● **WHAT TO PRODUCE**: Locate each line of the material that contains "name", then return it.
▬▬▬
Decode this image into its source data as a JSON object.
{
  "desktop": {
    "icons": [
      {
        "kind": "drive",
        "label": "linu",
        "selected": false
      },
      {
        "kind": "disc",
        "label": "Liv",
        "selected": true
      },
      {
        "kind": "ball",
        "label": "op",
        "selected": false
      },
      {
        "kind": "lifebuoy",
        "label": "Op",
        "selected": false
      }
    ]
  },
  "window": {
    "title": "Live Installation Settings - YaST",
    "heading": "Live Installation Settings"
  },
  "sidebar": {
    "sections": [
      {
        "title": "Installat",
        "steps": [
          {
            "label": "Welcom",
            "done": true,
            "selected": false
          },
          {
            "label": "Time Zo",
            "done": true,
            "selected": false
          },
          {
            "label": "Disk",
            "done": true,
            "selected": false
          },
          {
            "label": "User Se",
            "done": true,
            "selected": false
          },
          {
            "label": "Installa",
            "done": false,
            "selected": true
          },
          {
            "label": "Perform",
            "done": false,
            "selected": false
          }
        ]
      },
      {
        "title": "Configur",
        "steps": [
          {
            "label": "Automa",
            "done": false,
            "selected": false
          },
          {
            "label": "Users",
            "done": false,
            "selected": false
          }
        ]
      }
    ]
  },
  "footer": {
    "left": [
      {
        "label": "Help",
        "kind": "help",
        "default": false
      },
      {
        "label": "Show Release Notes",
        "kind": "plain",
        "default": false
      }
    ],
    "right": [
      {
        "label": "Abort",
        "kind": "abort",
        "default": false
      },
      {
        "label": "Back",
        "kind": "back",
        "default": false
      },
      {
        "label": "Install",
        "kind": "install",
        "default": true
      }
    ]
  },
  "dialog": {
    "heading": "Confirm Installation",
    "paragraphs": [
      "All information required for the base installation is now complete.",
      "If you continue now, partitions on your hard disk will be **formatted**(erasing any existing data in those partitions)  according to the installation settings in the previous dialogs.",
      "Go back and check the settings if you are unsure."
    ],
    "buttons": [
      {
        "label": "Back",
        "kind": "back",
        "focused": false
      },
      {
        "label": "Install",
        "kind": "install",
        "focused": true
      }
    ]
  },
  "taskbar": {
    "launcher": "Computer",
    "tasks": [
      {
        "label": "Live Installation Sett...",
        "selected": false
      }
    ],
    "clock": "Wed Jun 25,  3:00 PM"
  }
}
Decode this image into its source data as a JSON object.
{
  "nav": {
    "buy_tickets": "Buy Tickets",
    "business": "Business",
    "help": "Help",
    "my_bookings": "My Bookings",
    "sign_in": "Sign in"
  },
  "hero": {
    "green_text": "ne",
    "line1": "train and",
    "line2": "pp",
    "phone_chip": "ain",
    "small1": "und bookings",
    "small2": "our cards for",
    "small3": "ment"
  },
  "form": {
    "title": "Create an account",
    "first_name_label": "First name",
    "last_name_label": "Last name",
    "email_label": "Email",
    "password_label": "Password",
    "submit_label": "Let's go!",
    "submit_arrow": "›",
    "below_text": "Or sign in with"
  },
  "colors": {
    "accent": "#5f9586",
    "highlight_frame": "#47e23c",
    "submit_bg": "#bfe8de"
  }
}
▬▬▬
● **WRITTEN ANSWER**:
    "first_name_label": "First name",
    "last_name_label": "Last name",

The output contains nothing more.